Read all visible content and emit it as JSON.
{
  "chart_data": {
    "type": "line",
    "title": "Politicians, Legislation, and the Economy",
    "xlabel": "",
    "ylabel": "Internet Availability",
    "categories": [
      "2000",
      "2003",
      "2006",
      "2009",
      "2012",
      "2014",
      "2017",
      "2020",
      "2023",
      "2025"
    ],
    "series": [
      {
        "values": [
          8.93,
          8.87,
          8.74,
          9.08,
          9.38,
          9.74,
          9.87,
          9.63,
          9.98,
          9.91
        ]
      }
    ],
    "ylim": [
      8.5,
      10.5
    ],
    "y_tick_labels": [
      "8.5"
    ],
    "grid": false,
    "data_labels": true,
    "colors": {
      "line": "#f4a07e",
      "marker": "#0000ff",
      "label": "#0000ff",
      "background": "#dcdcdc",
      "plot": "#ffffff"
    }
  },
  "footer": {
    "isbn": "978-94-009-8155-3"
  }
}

## WHAT YOU ARE ASKED TO DO
Reproduce every record above exactly as it appears.

## TASK RESPONSE
Read all visible content and emit it as JSON.
{
  "chart_data": {
    "type": "line",
    "title": "Politicians, Legislation, and the Economy",
    "xlabel": "",
    "ylabel": "Internet Availability",
    "categories": [
      "2000",
      "2003",
      "2006",
      "2009",
      "2012",
      "2014",
      "2017",
      "2020",
      "2023",
      "2025"
    ],
    "series": [
      {
        "values": [
          8.93,
          8.87,
          8.74,
          9.08,
          9.38,
          9.74,
          9.87,
          9.63,
          9.98,
          9.91
        ]
      }
    ],
    "ylim": [
      8.5,
      10.5
    ],
    "y_tick_labels": [
      "8.5"
    ],
    "grid": false,
    "data_labels": true,
    "colors": {
      "line": "#f4a07e",
      "marker": "#0000ff",
      "label": "#0000ff",
      "background": "#dcdcdc",
      "plot": "#ffffff"
    }
  },
  "footer": {
    "isbn": "978-94-009-8155-3"
  }
}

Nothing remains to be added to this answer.